§ Extracted information:

________

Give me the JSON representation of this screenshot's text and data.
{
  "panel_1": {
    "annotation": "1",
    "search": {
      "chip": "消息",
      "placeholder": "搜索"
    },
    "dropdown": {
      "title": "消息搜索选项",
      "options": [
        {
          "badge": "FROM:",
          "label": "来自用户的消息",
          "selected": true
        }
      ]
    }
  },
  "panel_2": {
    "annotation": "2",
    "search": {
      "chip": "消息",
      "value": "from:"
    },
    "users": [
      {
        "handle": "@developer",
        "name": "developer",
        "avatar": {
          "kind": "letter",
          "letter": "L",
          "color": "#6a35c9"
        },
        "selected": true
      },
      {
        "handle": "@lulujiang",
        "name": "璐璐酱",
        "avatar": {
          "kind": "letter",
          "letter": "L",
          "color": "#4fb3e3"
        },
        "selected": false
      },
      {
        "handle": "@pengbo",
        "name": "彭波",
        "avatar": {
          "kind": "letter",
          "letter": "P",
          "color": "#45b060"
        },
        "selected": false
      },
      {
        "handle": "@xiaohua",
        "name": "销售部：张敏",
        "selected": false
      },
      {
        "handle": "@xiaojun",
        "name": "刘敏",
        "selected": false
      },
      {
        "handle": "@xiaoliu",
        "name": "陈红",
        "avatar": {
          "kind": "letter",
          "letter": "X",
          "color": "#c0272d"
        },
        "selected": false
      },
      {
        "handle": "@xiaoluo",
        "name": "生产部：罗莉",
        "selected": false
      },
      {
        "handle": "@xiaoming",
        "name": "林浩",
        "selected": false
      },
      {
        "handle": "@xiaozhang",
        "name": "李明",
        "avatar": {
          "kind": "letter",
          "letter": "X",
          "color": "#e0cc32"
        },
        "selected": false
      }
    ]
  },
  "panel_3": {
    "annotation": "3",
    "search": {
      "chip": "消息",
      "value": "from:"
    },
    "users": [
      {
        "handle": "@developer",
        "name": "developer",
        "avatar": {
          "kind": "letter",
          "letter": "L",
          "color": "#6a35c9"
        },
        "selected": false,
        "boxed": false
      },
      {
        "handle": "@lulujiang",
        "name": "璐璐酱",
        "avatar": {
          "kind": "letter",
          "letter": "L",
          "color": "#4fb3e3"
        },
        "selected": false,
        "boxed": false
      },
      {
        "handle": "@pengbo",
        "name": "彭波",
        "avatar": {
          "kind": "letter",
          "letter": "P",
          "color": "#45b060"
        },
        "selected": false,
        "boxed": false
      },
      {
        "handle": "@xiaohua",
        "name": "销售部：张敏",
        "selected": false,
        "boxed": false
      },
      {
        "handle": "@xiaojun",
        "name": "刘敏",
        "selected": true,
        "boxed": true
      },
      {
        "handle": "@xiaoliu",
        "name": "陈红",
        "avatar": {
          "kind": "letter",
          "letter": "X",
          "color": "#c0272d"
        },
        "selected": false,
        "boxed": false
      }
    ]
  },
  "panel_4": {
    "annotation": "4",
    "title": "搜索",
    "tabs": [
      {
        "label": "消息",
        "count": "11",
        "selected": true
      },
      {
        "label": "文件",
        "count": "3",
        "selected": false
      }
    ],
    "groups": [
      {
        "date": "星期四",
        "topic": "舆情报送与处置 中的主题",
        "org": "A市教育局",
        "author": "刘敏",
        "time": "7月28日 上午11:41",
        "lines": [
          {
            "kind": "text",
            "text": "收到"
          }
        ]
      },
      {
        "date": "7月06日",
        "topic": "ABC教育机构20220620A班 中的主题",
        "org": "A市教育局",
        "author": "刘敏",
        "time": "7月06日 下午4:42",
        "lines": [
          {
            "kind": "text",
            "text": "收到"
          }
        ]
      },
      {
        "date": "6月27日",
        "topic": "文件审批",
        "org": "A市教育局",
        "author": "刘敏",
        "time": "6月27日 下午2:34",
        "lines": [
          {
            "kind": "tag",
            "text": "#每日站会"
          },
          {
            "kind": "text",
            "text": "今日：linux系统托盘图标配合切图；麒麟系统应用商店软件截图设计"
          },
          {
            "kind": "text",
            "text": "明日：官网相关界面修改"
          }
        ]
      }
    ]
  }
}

________

§ Task:
Print the entries exactly. Include every one.

§ The response:
Give me the JSON representation of this screenshot's text and data.
{
  "panel_1": {
    "annotation": "1",
    "search": {
      "chip": "消息",
      "placeholder": "搜索"
    },
    "dropdown": {
      "title": "消息搜索选项",
      "options": [
        {
          "badge": "FROM:",
          "label": "来自用户的消息",
          "selected": true
        }
      ]
    }
  },
  "panel_2": {
    "annotation": "2",
    "search": {
      "chip": "消息",
      "value": "from:"
    },
    "users": [
      {
        "handle": "@developer",
        "name": "developer",
        "avatar": {
          "kind": "letter",
          "letter": "L",
          "color": "#6a35c9"
        },
        "selected": true
      },
      {
        "handle": "@lulujiang",
        "name": "璐璐酱",
        "avatar": {
          "kind": "letter",
          "letter": "L",
          "color": "#4fb3e3"
        },
        "selected": false
      },
      {
        "handle": "@pengbo",
        "name": "彭波",
        "avatar": {
          "kind": "letter",
          "letter": "P",
          "color": "#45b060"
        },
        "selected": false
      },
      {
        "handle": "@xiaohua",
        "name": "销售部：张敏",
        "selected": false
      },
      {
        "handle": "@xiaojun",
        "name": "刘敏",
        "selected": false
      },
      {
        "handle": "@xiaoliu",
        "name": "陈红",
        "avatar": {
          "kind": "letter",
          "letter": "X",
          "color": "#c0272d"
        },
        "selected": false
      },
      {
        "handle": "@xiaoluo",
        "name": "生产部：罗莉",
        "selected": false
      },
      {
        "handle": "@xiaoming",
        "name": "林浩",
        "selected": false
      },
      {
        "handle": "@xiaozhang",
        "name": "李明",
        "avatar": {
          "kind": "letter",
          "letter": "X",
          "color": "#e0cc32"
        },
        "selected": false
      }
    ]
  },
  "panel_3": {
    "annotation": "3",
    "search": {
      "chip": "消息",
      "value": "from:"
    },
    "users": [
      {
        "handle": "@developer",
        "name": "developer",
        "avatar": {
          "kind": "letter",
          "letter": "L",
          "color": "#6a35c9"
        },
        "selected": false,
        "boxed": false
      },
      {
        "handle": "@lulujiang",
        "name": "璐璐酱",
        "avatar": {
          "kind": "letter",
          "letter": "L",
          "color": "#4fb3e3"
        },
        "selected": false,
        "boxed": false
      },
      {
        "handle": "@pengbo",
        "name": "彭波",
        "avatar": {
          "kind": "letter",
          "letter": "P",
          "color": "#45b060"
        },
        "selected": false,
        "boxed": false
      },
      {
        "handle": "@xiaohua",
        "name": "销售部：张敏",
        "selected": false,
        "boxed": false
      },
      {
        "handle": "@xiaojun",
        "name": "刘敏",
        "selected": true,
        "boxed": true
      },
      {
        "handle": "@xiaoliu",
        "name": "陈红",
        "avatar": {
          "kind": "letter",
          "letter": "X",
          "color": "#c0272d"
        },
        "selected": false,
        "boxed": false
      }
    ]
  },
  "panel_4": {
    "annotation": "4",
    "title": "搜索",
    "tabs": [
      {
        "label": "消息",
        "count": "11",
        "selected": true
      },
      {
        "label": "文件",
        "count": "3",
        "selected": false
      }
    ],
    "groups": [
      {
        "date": "星期四",
        "topic": "舆情报送与处置 中的主题",
        "org": "A市教育局",
        "author": "刘敏",
        "time": "7月28日 上午11:41",
        "lines": [
          {
            "kind": "text",
            "text": "收到"
          }
        ]
      },
      {
        "date": "7月06日",
        "topic": "ABC教育机构20220620A班 中的主题",
        "org": "A市教育局",
        "author": "刘敏",
        "time": "7月06日 下午4:42",
        "lines": [
          {
            "kind": "text",
            "text": "收到"
          }
        ]
      },
      {
        "date": "6月27日",
        "topic": "文件审批",
        "org": "A市教育局",
        "author": "刘敏",
        "time": "6月27日 下午2:34",
        "lines": [
          {
            "kind": "tag",
            "text": "#每日站会"
          },
          {
            "kind": "text",
            "text": "今日：linux系统托盘图标配合切图；麒麟系统应用商店软件截图设计"
          },
          {
            "kind": "text",
            "text": "明日：官网相关界面修改"
          }
        ]
      }
    ]
  }
}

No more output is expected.